Input for this task ->

▼

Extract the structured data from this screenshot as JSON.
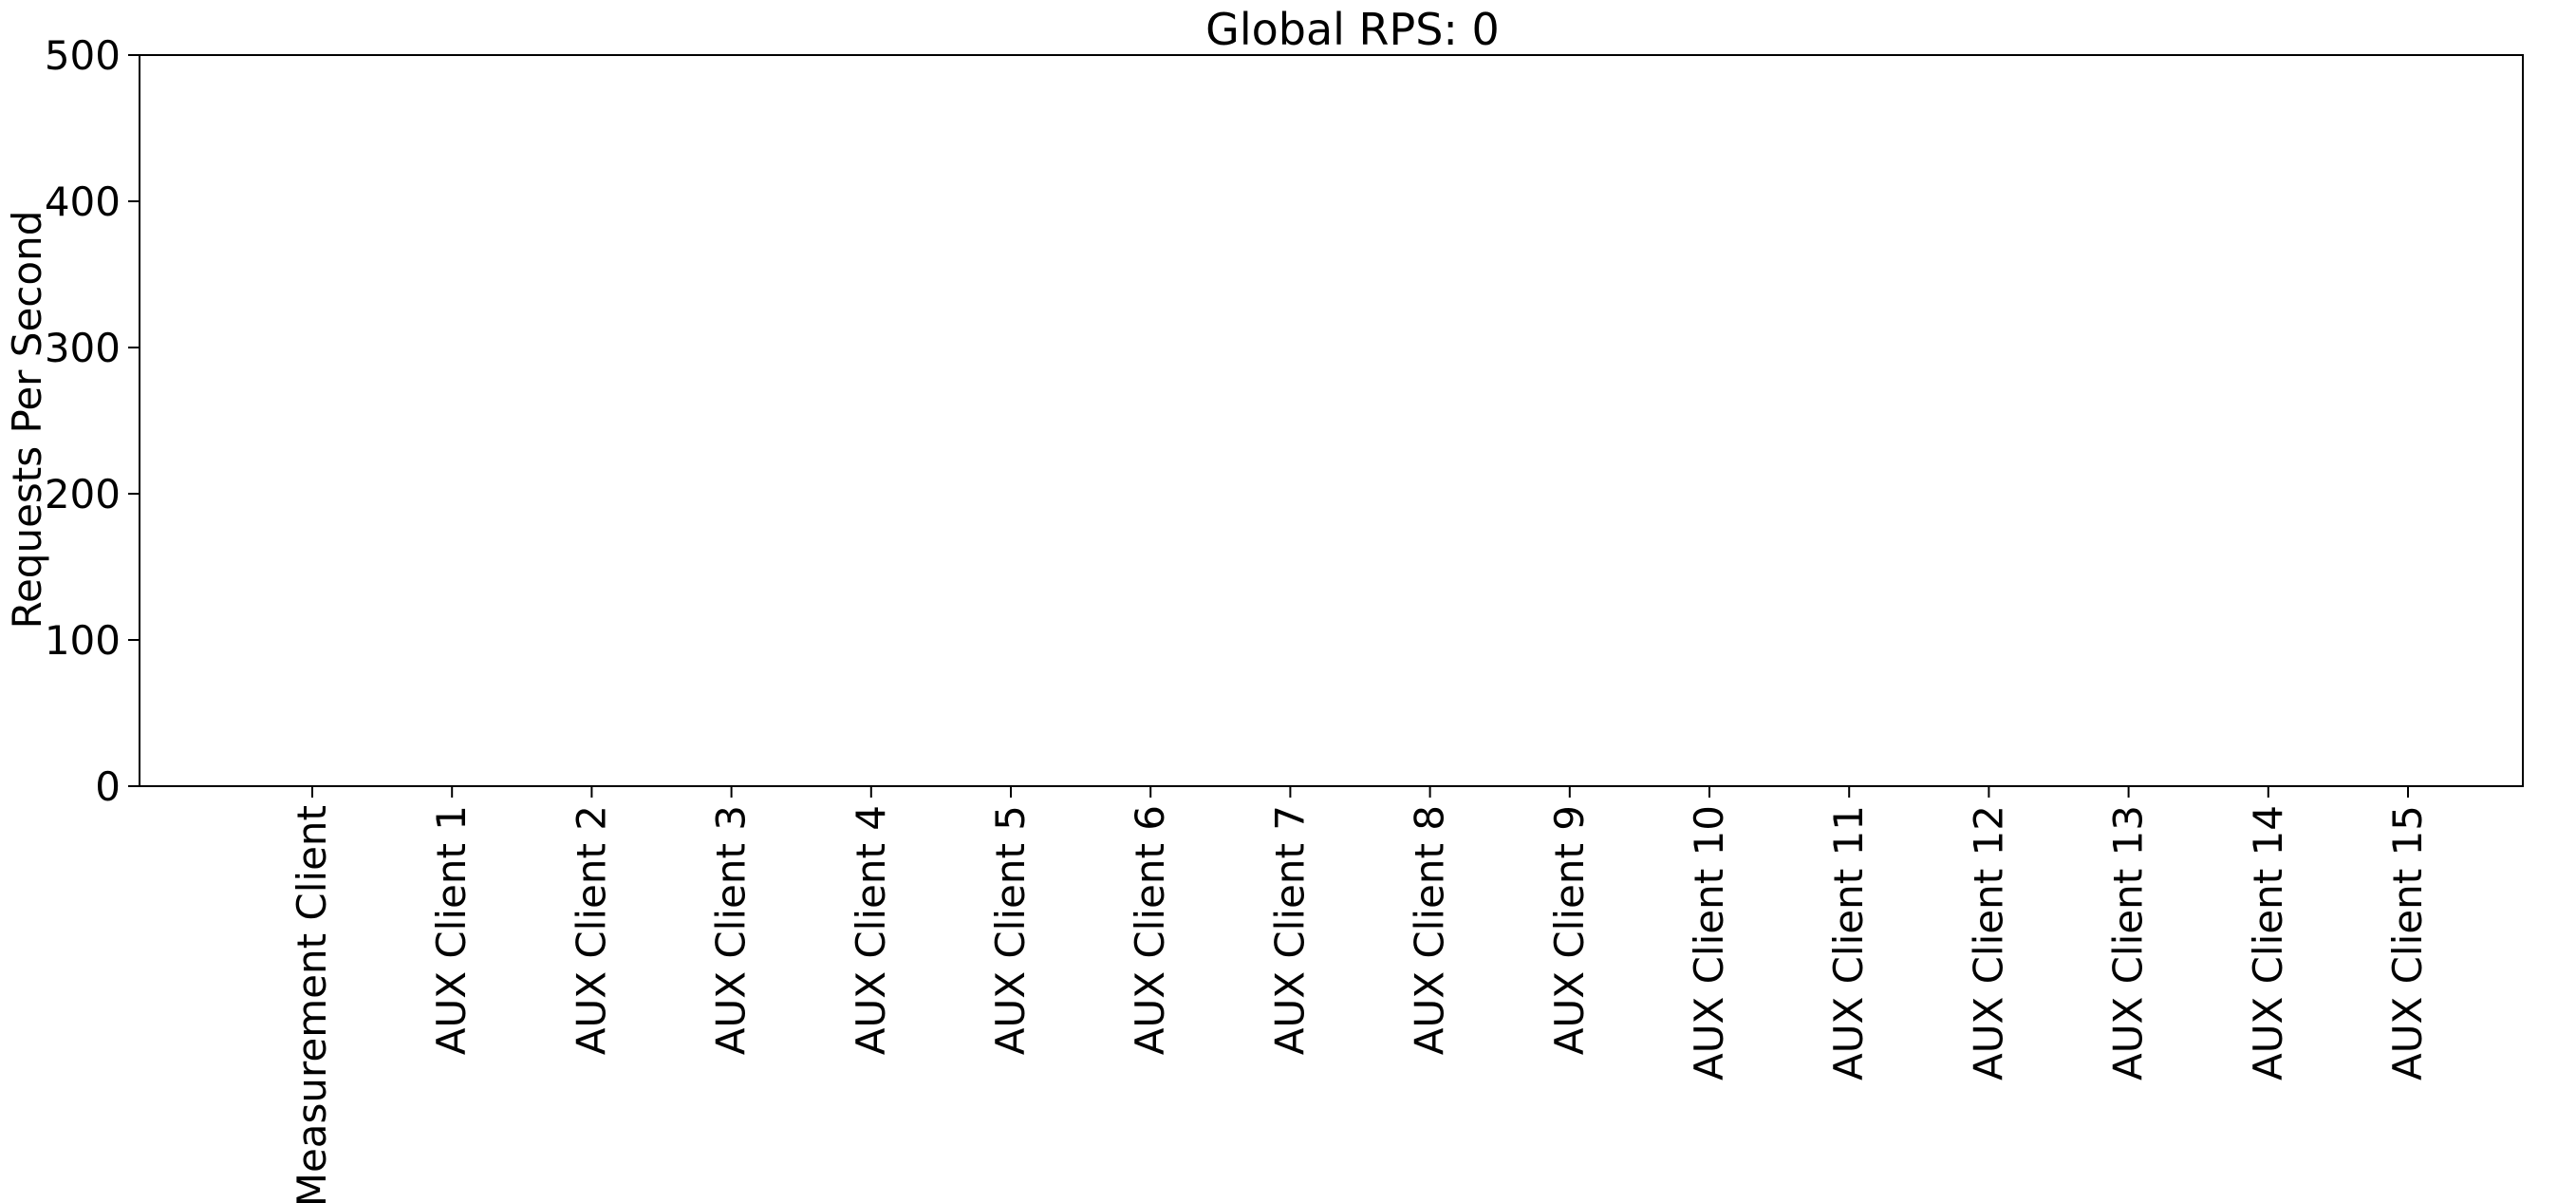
{
  "chart_data": {
    "type": "bar",
    "title": "Global RPS: 0",
    "xlabel": "",
    "ylabel": "Requests Per Second",
    "categories": [
      "Measurement Client",
      "AUX Client 1",
      "AUX Client 2",
      "AUX Client 3",
      "AUX Client 4",
      "AUX Client 5",
      "AUX Client 6",
      "AUX Client 7",
      "AUX Client 8",
      "AUX Client 9",
      "AUX Client 10",
      "AUX Client 11",
      "AUX Client 12",
      "AUX Client 13",
      "AUX Client 14",
      "AUX Client 15"
    ],
    "values": [
      0,
      0,
      0,
      0,
      0,
      0,
      0,
      0,
      0,
      0,
      0,
      0,
      0,
      0,
      0,
      0
    ],
    "ylim": [
      0,
      500
    ],
    "yticks": [
      "0",
      "100",
      "200",
      "300",
      "400",
      "500"
    ],
    "grid": false,
    "legend": "none",
    "colors": {
      "bar": "#1f77b4",
      "axis": "#000000",
      "background": "#ffffff"
    }
  }
}
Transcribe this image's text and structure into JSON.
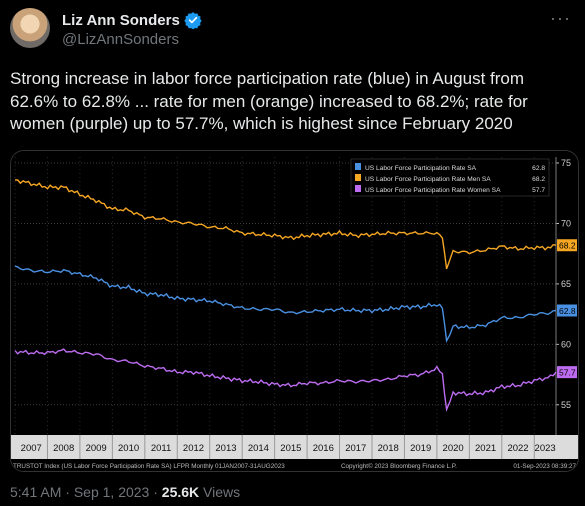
{
  "author": {
    "display_name": "Liz Ann Sonders",
    "handle": "@LizAnnSonders",
    "verified_color": "#1d9bf0"
  },
  "tweet": {
    "text": "Strong increase in labor force participation rate (blue) in August from 62.6% to 62.8% ... rate for men (orange) increased to 68.2%; rate for women (purple) up to 57.7%, which is highest since February 2020"
  },
  "meta": {
    "time": "5:41 AM",
    "separator": "·",
    "date": "Sep 1, 2023",
    "views_count": "25.6K",
    "views_label": "Views"
  },
  "chart_data": {
    "type": "line",
    "x_tick_labels": [
      "2007",
      "2008",
      "2009",
      "2010",
      "2011",
      "2012",
      "2013",
      "2014",
      "2015",
      "2016",
      "2017",
      "2018",
      "2019",
      "2020",
      "2021",
      "2022",
      "2023"
    ],
    "xlim": [
      2007.0,
      2023.67
    ],
    "y_tick_labels": [
      "55",
      "60",
      "65",
      "70",
      "75"
    ],
    "ylim": [
      52.5,
      75.5
    ],
    "grid": true,
    "legend_position": "top-right",
    "footer_left": "TRUSTOT Index (US Labor Force Participation Rate SA) LFPR  Monthly 01JAN2007-31AUG2023",
    "footer_center": "Copyright© 2023 Bloomberg Finance L.P.",
    "footer_right": "01-Sep-2023 08:39:27",
    "series": [
      {
        "name": "US Labor Force Participation Rate SA",
        "last_label": "62.8",
        "color": "#4a90e2",
        "points": [
          [
            2007.0,
            66.4
          ],
          [
            2007.5,
            66.1
          ],
          [
            2008.0,
            66.0
          ],
          [
            2008.5,
            66.1
          ],
          [
            2009.0,
            65.8
          ],
          [
            2009.5,
            65.5
          ],
          [
            2010.0,
            64.8
          ],
          [
            2010.5,
            64.7
          ],
          [
            2011.0,
            64.2
          ],
          [
            2011.5,
            64.1
          ],
          [
            2012.0,
            63.8
          ],
          [
            2012.5,
            63.7
          ],
          [
            2013.0,
            63.6
          ],
          [
            2013.5,
            63.3
          ],
          [
            2014.0,
            63.0
          ],
          [
            2014.5,
            62.9
          ],
          [
            2015.0,
            62.9
          ],
          [
            2015.5,
            62.6
          ],
          [
            2016.0,
            62.7
          ],
          [
            2016.5,
            62.8
          ],
          [
            2017.0,
            62.9
          ],
          [
            2017.5,
            62.8
          ],
          [
            2018.0,
            62.8
          ],
          [
            2018.5,
            62.9
          ],
          [
            2019.0,
            63.1
          ],
          [
            2019.5,
            63.1
          ],
          [
            2020.0,
            63.3
          ],
          [
            2020.17,
            63.0
          ],
          [
            2020.3,
            60.2
          ],
          [
            2020.5,
            61.5
          ],
          [
            2021.0,
            61.4
          ],
          [
            2021.5,
            61.6
          ],
          [
            2022.0,
            62.2
          ],
          [
            2022.5,
            62.2
          ],
          [
            2023.0,
            62.5
          ],
          [
            2023.5,
            62.6
          ],
          [
            2023.67,
            62.8
          ]
        ]
      },
      {
        "name": "US Labor Force Participation Rate Men SA",
        "last_label": "68.2",
        "color": "#f5a623",
        "points": [
          [
            2007.0,
            73.6
          ],
          [
            2007.5,
            73.3
          ],
          [
            2008.0,
            73.0
          ],
          [
            2008.5,
            73.0
          ],
          [
            2009.0,
            72.4
          ],
          [
            2009.5,
            71.9
          ],
          [
            2010.0,
            71.2
          ],
          [
            2010.5,
            71.1
          ],
          [
            2011.0,
            70.5
          ],
          [
            2011.5,
            70.4
          ],
          [
            2012.0,
            70.1
          ],
          [
            2012.5,
            70.0
          ],
          [
            2013.0,
            69.7
          ],
          [
            2013.5,
            69.6
          ],
          [
            2014.0,
            69.2
          ],
          [
            2014.5,
            69.1
          ],
          [
            2015.0,
            69.0
          ],
          [
            2015.5,
            68.8
          ],
          [
            2016.0,
            69.0
          ],
          [
            2016.5,
            69.1
          ],
          [
            2017.0,
            69.2
          ],
          [
            2017.5,
            69.0
          ],
          [
            2018.0,
            69.1
          ],
          [
            2018.5,
            69.2
          ],
          [
            2019.0,
            69.2
          ],
          [
            2019.5,
            69.2
          ],
          [
            2020.0,
            69.2
          ],
          [
            2020.17,
            68.8
          ],
          [
            2020.3,
            66.3
          ],
          [
            2020.5,
            67.7
          ],
          [
            2021.0,
            67.6
          ],
          [
            2021.5,
            67.8
          ],
          [
            2022.0,
            68.1
          ],
          [
            2022.5,
            67.9
          ],
          [
            2023.0,
            68.0
          ],
          [
            2023.5,
            68.0
          ],
          [
            2023.67,
            68.2
          ]
        ]
      },
      {
        "name": "US Labor Force Participation Rate Women SA",
        "last_label": "57.7",
        "color": "#bd6cf2",
        "points": [
          [
            2007.0,
            59.4
          ],
          [
            2007.5,
            59.3
          ],
          [
            2008.0,
            59.3
          ],
          [
            2008.5,
            59.5
          ],
          [
            2009.0,
            59.3
          ],
          [
            2009.5,
            59.2
          ],
          [
            2010.0,
            58.7
          ],
          [
            2010.5,
            58.6
          ],
          [
            2011.0,
            58.2
          ],
          [
            2011.5,
            58.0
          ],
          [
            2012.0,
            57.7
          ],
          [
            2012.5,
            57.7
          ],
          [
            2013.0,
            57.4
          ],
          [
            2013.5,
            57.2
          ],
          [
            2014.0,
            57.0
          ],
          [
            2014.5,
            56.9
          ],
          [
            2015.0,
            56.7
          ],
          [
            2015.5,
            56.6
          ],
          [
            2016.0,
            56.8
          ],
          [
            2016.5,
            56.8
          ],
          [
            2017.0,
            57.0
          ],
          [
            2017.5,
            56.9
          ],
          [
            2018.0,
            57.0
          ],
          [
            2018.5,
            57.1
          ],
          [
            2019.0,
            57.4
          ],
          [
            2019.5,
            57.5
          ],
          [
            2020.0,
            58.0
          ],
          [
            2020.17,
            57.6
          ],
          [
            2020.3,
            54.6
          ],
          [
            2020.5,
            56.0
          ],
          [
            2021.0,
            55.9
          ],
          [
            2021.5,
            56.0
          ],
          [
            2022.0,
            56.5
          ],
          [
            2022.5,
            56.6
          ],
          [
            2023.0,
            57.0
          ],
          [
            2023.5,
            57.3
          ],
          [
            2023.67,
            57.7
          ]
        ]
      }
    ]
  }
}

▲

Request ->
The material above must be printed exactly, with its pictures left out.

Response ->
Extract the structured data from this screenshot as JSON.
{
  "chart_data": {
    "type": "bar",
    "title": "Global RPS: 0",
    "xlabel": "",
    "ylabel": "Requests Per Second",
    "categories": [
      "Measurement Client",
      "AUX Client 1",
      "AUX Client 2",
      "AUX Client 3",
      "AUX Client 4",
      "AUX Client 5",
      "AUX Client 6",
      "AUX Client 7",
      "AUX Client 8",
      "AUX Client 9",
      "AUX Client 10",
      "AUX Client 11",
      "AUX Client 12",
      "AUX Client 13",
      "AUX Client 14",
      "AUX Client 15"
    ],
    "values": [
      0,
      0,
      0,
      0,
      0,
      0,
      0,
      0,
      0,
      0,
      0,
      0,
      0,
      0,
      0,
      0
    ],
    "ylim": [
      0,
      500
    ],
    "yticks": [
      "0",
      "100",
      "200",
      "300",
      "400",
      "500"
    ],
    "grid": false,
    "legend": "none",
    "colors": {
      "bar": "#1f77b4",
      "axis": "#000000",
      "background": "#ffffff"
    }
  }
}
Transcribe this image's text and structure into JSON.
{
  "author": {
    "display_name": "Liz Ann Sonders",
    "handle": "@LizAnnSonders",
    "verified_color": "#1d9bf0"
  },
  "tweet": {
    "text": "Strong increase in labor force participation rate (blue) in August from 62.6% to 62.8% ... rate for men (orange) increased to 68.2%; rate for women (purple) up to 57.7%, which is highest since February 2020"
  },
  "meta": {
    "time": "5:41 AM",
    "separator": "·",
    "date": "Sep 1, 2023",
    "views_count": "25.6K",
    "views_label": "Views"
  },
  "chart_data": {
    "type": "line",
    "x_tick_labels": [
      "2007",
      "2008",
      "2009",
      "2010",
      "2011",
      "2012",
      "2013",
      "2014",
      "2015",
      "2016",
      "2017",
      "2018",
      "2019",
      "2020",
      "2021",
      "2022",
      "2023"
    ],
    "xlim": [
      2007.0,
      2023.67
    ],
    "y_tick_labels": [
      "55",
      "60",
      "65",
      "70",
      "75"
    ],
    "ylim": [
      52.5,
      75.5
    ],
    "grid": true,
    "legend_position": "top-right",
    "footer_left": "TRUSTOT Index (US Labor Force Participation Rate SA) LFPR  Monthly 01JAN2007-31AUG2023",
    "footer_center": "Copyright© 2023 Bloomberg Finance L.P.",
    "footer_right": "01-Sep-2023 08:39:27",
    "series": [
      {
        "name": "US Labor Force Participation Rate SA",
        "last_label": "62.8",
        "color": "#4a90e2",
        "points": [
          [
            2007.0,
            66.4
          ],
          [
            2007.5,
            66.1
          ],
          [
            2008.0,
            66.0
          ],
          [
            2008.5,
            66.1
          ],
          [
            2009.0,
            65.8
          ],
          [
            2009.5,
            65.5
          ],
          [
            2010.0,
            64.8
          ],
          [
            2010.5,
            64.7
          ],
          [
            2011.0,
            64.2
          ],
          [
            2011.5,
            64.1
          ],
          [
            2012.0,
            63.8
          ],
          [
            2012.5,
            63.7
          ],
          [
            2013.0,
            63.6
          ],
          [
            2013.5,
            63.3
          ],
          [
            2014.0,
            63.0
          ],
          [
            2014.5,
            62.9
          ],
          [
            2015.0,
            62.9
          ],
          [
            2015.5,
            62.6
          ],
          [
            2016.0,
            62.7
          ],
          [
            2016.5,
            62.8
          ],
          [
            2017.0,
            62.9
          ],
          [
            2017.5,
            62.8
          ],
          [
            2018.0,
            62.8
          ],
          [
            2018.5,
            62.9
          ],
          [
            2019.0,
            63.1
          ],
          [
            2019.5,
            63.1
          ],
          [
            2020.0,
            63.3
          ],
          [
            2020.17,
            63.0
          ],
          [
            2020.3,
            60.2
          ],
          [
            2020.5,
            61.5
          ],
          [
            2021.0,
            61.4
          ],
          [
            2021.5,
            61.6
          ],
          [
            2022.0,
            62.2
          ],
          [
            2022.5,
            62.2
          ],
          [
            2023.0,
            62.5
          ],
          [
            2023.5,
            62.6
          ],
          [
            2023.67,
            62.8
          ]
        ]
      },
      {
        "name": "US Labor Force Participation Rate Men SA",
        "last_label": "68.2",
        "color": "#f5a623",
        "points": [
          [
            2007.0,
            73.6
          ],
          [
            2007.5,
            73.3
          ],
          [
            2008.0,
            73.0
          ],
          [
            2008.5,
            73.0
          ],
          [
            2009.0,
            72.4
          ],
          [
            2009.5,
            71.9
          ],
          [
            2010.0,
            71.2
          ],
          [
            2010.5,
            71.1
          ],
          [
            2011.0,
            70.5
          ],
          [
            2011.5,
            70.4
          ],
          [
            2012.0,
            70.1
          ],
          [
            2012.5,
            70.0
          ],
          [
            2013.0,
            69.7
          ],
          [
            2013.5,
            69.6
          ],
          [
            2014.0,
            69.2
          ],
          [
            2014.5,
            69.1
          ],
          [
            2015.0,
            69.0
          ],
          [
            2015.5,
            68.8
          ],
          [
            2016.0,
            69.0
          ],
          [
            2016.5,
            69.1
          ],
          [
            2017.0,
            69.2
          ],
          [
            2017.5,
            69.0
          ],
          [
            2018.0,
            69.1
          ],
          [
            2018.5,
            69.2
          ],
          [
            2019.0,
            69.2
          ],
          [
            2019.5,
            69.2
          ],
          [
            2020.0,
            69.2
          ],
          [
            2020.17,
            68.8
          ],
          [
            2020.3,
            66.3
          ],
          [
            2020.5,
            67.7
          ],
          [
            2021.0,
            67.6
          ],
          [
            2021.5,
            67.8
          ],
          [
            2022.0,
            68.1
          ],
          [
            2022.5,
            67.9
          ],
          [
            2023.0,
            68.0
          ],
          [
            2023.5,
            68.0
          ],
          [
            2023.67,
            68.2
          ]
        ]
      },
      {
        "name": "US Labor Force Participation Rate Women SA",
        "last_label": "57.7",
        "color": "#bd6cf2",
        "points": [
          [
            2007.0,
            59.4
          ],
          [
            2007.5,
            59.3
          ],
          [
            2008.0,
            59.3
          ],
          [
            2008.5,
            59.5
          ],
          [
            2009.0,
            59.3
          ],
          [
            2009.5,
            59.2
          ],
          [
            2010.0,
            58.7
          ],
          [
            2010.5,
            58.6
          ],
          [
            2011.0,
            58.2
          ],
          [
            2011.5,
            58.0
          ],
          [
            2012.0,
            57.7
          ],
          [
            2012.5,
            57.7
          ],
          [
            2013.0,
            57.4
          ],
          [
            2013.5,
            57.2
          ],
          [
            2014.0,
            57.0
          ],
          [
            2014.5,
            56.9
          ],
          [
            2015.0,
            56.7
          ],
          [
            2015.5,
            56.6
          ],
          [
            2016.0,
            56.8
          ],
          [
            2016.5,
            56.8
          ],
          [
            2017.0,
            57.0
          ],
          [
            2017.5,
            56.9
          ],
          [
            2018.0,
            57.0
          ],
          [
            2018.5,
            57.1
          ],
          [
            2019.0,
            57.4
          ],
          [
            2019.5,
            57.5
          ],
          [
            2020.0,
            58.0
          ],
          [
            2020.17,
            57.6
          ],
          [
            2020.3,
            54.6
          ],
          [
            2020.5,
            56.0
          ],
          [
            2021.0,
            55.9
          ],
          [
            2021.5,
            56.0
          ],
          [
            2022.0,
            56.5
          ],
          [
            2022.5,
            56.6
          ],
          [
            2023.0,
            57.0
          ],
          [
            2023.5,
            57.3
          ],
          [
            2023.67,
            57.7
          ]
        ]
      }
    ]
  }
}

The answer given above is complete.